[What you will do]:
Copy each line exactly. Leave nothing out.

[Materials provided]:
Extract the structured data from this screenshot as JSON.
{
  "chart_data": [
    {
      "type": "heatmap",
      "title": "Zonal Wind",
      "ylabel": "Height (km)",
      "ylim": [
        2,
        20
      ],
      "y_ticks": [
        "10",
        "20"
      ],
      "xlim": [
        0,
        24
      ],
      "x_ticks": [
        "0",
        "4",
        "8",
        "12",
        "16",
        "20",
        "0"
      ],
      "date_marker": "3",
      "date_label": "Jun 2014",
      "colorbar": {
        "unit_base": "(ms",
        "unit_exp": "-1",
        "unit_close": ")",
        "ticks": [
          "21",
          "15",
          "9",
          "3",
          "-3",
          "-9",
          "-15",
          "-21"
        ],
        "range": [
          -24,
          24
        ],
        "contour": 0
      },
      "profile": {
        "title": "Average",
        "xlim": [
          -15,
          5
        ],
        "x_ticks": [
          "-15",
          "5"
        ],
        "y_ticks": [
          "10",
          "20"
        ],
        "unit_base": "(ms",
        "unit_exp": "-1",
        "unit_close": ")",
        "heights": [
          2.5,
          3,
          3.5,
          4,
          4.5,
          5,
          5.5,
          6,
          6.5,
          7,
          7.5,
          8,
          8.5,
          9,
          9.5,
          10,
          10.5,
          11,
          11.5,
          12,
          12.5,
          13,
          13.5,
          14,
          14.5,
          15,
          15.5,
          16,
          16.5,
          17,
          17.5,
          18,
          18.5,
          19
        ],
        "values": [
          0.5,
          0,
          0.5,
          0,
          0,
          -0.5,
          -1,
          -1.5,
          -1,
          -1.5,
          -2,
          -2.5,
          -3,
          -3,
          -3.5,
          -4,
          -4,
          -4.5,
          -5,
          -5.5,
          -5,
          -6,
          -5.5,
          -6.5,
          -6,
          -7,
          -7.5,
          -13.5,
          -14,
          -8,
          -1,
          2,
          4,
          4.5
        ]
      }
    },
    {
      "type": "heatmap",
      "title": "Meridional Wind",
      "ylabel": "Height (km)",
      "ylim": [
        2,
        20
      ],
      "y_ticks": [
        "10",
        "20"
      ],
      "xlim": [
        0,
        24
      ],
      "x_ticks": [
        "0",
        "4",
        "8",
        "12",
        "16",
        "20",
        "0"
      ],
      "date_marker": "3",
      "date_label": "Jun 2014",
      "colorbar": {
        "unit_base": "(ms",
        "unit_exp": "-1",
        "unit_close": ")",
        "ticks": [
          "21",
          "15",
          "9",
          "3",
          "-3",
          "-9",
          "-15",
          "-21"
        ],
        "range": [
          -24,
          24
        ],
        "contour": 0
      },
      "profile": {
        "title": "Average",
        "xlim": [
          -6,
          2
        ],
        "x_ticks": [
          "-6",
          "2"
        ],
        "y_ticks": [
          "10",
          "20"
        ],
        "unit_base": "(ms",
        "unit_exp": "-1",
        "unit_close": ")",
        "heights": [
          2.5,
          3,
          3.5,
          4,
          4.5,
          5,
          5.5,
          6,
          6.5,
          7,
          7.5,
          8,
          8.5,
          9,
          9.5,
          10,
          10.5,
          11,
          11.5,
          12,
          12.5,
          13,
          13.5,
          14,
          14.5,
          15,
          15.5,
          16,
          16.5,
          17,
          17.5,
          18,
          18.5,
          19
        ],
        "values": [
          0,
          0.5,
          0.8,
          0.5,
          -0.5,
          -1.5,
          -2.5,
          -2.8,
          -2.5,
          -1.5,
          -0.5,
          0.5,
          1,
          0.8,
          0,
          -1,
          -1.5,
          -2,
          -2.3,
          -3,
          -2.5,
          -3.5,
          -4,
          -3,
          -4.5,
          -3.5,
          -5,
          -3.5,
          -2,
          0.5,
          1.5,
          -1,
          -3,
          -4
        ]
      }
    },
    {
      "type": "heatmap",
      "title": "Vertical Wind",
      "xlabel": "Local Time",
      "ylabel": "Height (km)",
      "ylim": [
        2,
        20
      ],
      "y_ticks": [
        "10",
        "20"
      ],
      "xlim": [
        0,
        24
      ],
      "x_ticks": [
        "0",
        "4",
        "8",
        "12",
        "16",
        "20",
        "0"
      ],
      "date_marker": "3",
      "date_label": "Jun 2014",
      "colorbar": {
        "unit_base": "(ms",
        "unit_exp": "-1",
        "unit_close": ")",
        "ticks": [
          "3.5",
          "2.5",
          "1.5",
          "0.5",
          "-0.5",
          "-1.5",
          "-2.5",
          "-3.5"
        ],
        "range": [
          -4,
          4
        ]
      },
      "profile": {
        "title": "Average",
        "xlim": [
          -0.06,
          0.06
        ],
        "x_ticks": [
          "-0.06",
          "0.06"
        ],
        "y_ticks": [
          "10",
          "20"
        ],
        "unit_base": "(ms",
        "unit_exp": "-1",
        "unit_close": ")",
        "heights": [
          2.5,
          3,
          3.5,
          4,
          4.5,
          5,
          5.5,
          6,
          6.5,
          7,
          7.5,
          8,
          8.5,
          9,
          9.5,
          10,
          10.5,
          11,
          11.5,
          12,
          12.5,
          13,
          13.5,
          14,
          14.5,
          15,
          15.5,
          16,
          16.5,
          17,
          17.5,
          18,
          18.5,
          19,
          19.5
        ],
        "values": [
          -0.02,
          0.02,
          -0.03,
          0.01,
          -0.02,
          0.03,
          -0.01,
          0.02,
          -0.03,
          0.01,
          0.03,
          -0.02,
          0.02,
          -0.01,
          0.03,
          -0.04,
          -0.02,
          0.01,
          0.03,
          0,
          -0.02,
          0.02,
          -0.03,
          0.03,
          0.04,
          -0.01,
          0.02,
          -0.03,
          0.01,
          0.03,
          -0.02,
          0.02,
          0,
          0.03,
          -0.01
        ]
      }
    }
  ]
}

[Answer to this problem]:
Extract the structured data from this screenshot as JSON.
{
  "chart_data": [
    {
      "type": "heatmap",
      "title": "Zonal Wind",
      "ylabel": "Height (km)",
      "ylim": [
        2,
        20
      ],
      "y_ticks": [
        "10",
        "20"
      ],
      "xlim": [
        0,
        24
      ],
      "x_ticks": [
        "0",
        "4",
        "8",
        "12",
        "16",
        "20",
        "0"
      ],
      "date_marker": "3",
      "date_label": "Jun 2014",
      "colorbar": {
        "unit_base": "(ms",
        "unit_exp": "-1",
        "unit_close": ")",
        "ticks": [
          "21",
          "15",
          "9",
          "3",
          "-3",
          "-9",
          "-15",
          "-21"
        ],
        "range": [
          -24,
          24
        ],
        "contour": 0
      },
      "profile": {
        "title": "Average",
        "xlim": [
          -15,
          5
        ],
        "x_ticks": [
          "-15",
          "5"
        ],
        "y_ticks": [
          "10",
          "20"
        ],
        "unit_base": "(ms",
        "unit_exp": "-1",
        "unit_close": ")",
        "heights": [
          2.5,
          3,
          3.5,
          4,
          4.5,
          5,
          5.5,
          6,
          6.5,
          7,
          7.5,
          8,
          8.5,
          9,
          9.5,
          10,
          10.5,
          11,
          11.5,
          12,
          12.5,
          13,
          13.5,
          14,
          14.5,
          15,
          15.5,
          16,
          16.5,
          17,
          17.5,
          18,
          18.5,
          19
        ],
        "values": [
          0.5,
          0,
          0.5,
          0,
          0,
          -0.5,
          -1,
          -1.5,
          -1,
          -1.5,
          -2,
          -2.5,
          -3,
          -3,
          -3.5,
          -4,
          -4,
          -4.5,
          -5,
          -5.5,
          -5,
          -6,
          -5.5,
          -6.5,
          -6,
          -7,
          -7.5,
          -13.5,
          -14,
          -8,
          -1,
          2,
          4,
          4.5
        ]
      }
    },
    {
      "type": "heatmap",
      "title": "Meridional Wind",
      "ylabel": "Height (km)",
      "ylim": [
        2,
        20
      ],
      "y_ticks": [
        "10",
        "20"
      ],
      "xlim": [
        0,
        24
      ],
      "x_ticks": [
        "0",
        "4",
        "8",
        "12",
        "16",
        "20",
        "0"
      ],
      "date_marker": "3",
      "date_label": "Jun 2014",
      "colorbar": {
        "unit_base": "(ms",
        "unit_exp": "-1",
        "unit_close": ")",
        "ticks": [
          "21",
          "15",
          "9",
          "3",
          "-3",
          "-9",
          "-15",
          "-21"
        ],
        "range": [
          -24,
          24
        ],
        "contour": 0
      },
      "profile": {
        "title": "Average",
        "xlim": [
          -6,
          2
        ],
        "x_ticks": [
          "-6",
          "2"
        ],
        "y_ticks": [
          "10",
          "20"
        ],
        "unit_base": "(ms",
        "unit_exp": "-1",
        "unit_close": ")",
        "heights": [
          2.5,
          3,
          3.5,
          4,
          4.5,
          5,
          5.5,
          6,
          6.5,
          7,
          7.5,
          8,
          8.5,
          9,
          9.5,
          10,
          10.5,
          11,
          11.5,
          12,
          12.5,
          13,
          13.5,
          14,
          14.5,
          15,
          15.5,
          16,
          16.5,
          17,
          17.5,
          18,
          18.5,
          19
        ],
        "values": [
          0,
          0.5,
          0.8,
          0.5,
          -0.5,
          -1.5,
          -2.5,
          -2.8,
          -2.5,
          -1.5,
          -0.5,
          0.5,
          1,
          0.8,
          0,
          -1,
          -1.5,
          -2,
          -2.3,
          -3,
          -2.5,
          -3.5,
          -4,
          -3,
          -4.5,
          -3.5,
          -5,
          -3.5,
          -2,
          0.5,
          1.5,
          -1,
          -3,
          -4
        ]
      }
    },
    {
      "type": "heatmap",
      "title": "Vertical Wind",
      "xlabel": "Local Time",
      "ylabel": "Height (km)",
      "ylim": [
        2,
        20
      ],
      "y_ticks": [
        "10",
        "20"
      ],
      "xlim": [
        0,
        24
      ],
      "x_ticks": [
        "0",
        "4",
        "8",
        "12",
        "16",
        "20",
        "0"
      ],
      "date_marker": "3",
      "date_label": "Jun 2014",
      "colorbar": {
        "unit_base": "(ms",
        "unit_exp": "-1",
        "unit_close": ")",
        "ticks": [
          "3.5",
          "2.5",
          "1.5",
          "0.5",
          "-0.5",
          "-1.5",
          "-2.5",
          "-3.5"
        ],
        "range": [
          -4,
          4
        ]
      },
      "profile": {
        "title": "Average",
        "xlim": [
          -0.06,
          0.06
        ],
        "x_ticks": [
          "-0.06",
          "0.06"
        ],
        "y_ticks": [
          "10",
          "20"
        ],
        "unit_base": "(ms",
        "unit_exp": "-1",
        "unit_close": ")",
        "heights": [
          2.5,
          3,
          3.5,
          4,
          4.5,
          5,
          5.5,
          6,
          6.5,
          7,
          7.5,
          8,
          8.5,
          9,
          9.5,
          10,
          10.5,
          11,
          11.5,
          12,
          12.5,
          13,
          13.5,
          14,
          14.5,
          15,
          15.5,
          16,
          16.5,
          17,
          17.5,
          18,
          18.5,
          19,
          19.5
        ],
        "values": [
          -0.02,
          0.02,
          -0.03,
          0.01,
          -0.02,
          0.03,
          -0.01,
          0.02,
          -0.03,
          0.01,
          0.03,
          -0.02,
          0.02,
          -0.01,
          0.03,
          -0.04,
          -0.02,
          0.01,
          0.03,
          0,
          -0.02,
          0.02,
          -0.03,
          0.03,
          0.04,
          -0.01,
          0.02,
          -0.03,
          0.01,
          0.03,
          -0.02,
          0.02,
          0,
          0.03,
          -0.01
        ]
      }
    }
  ]
}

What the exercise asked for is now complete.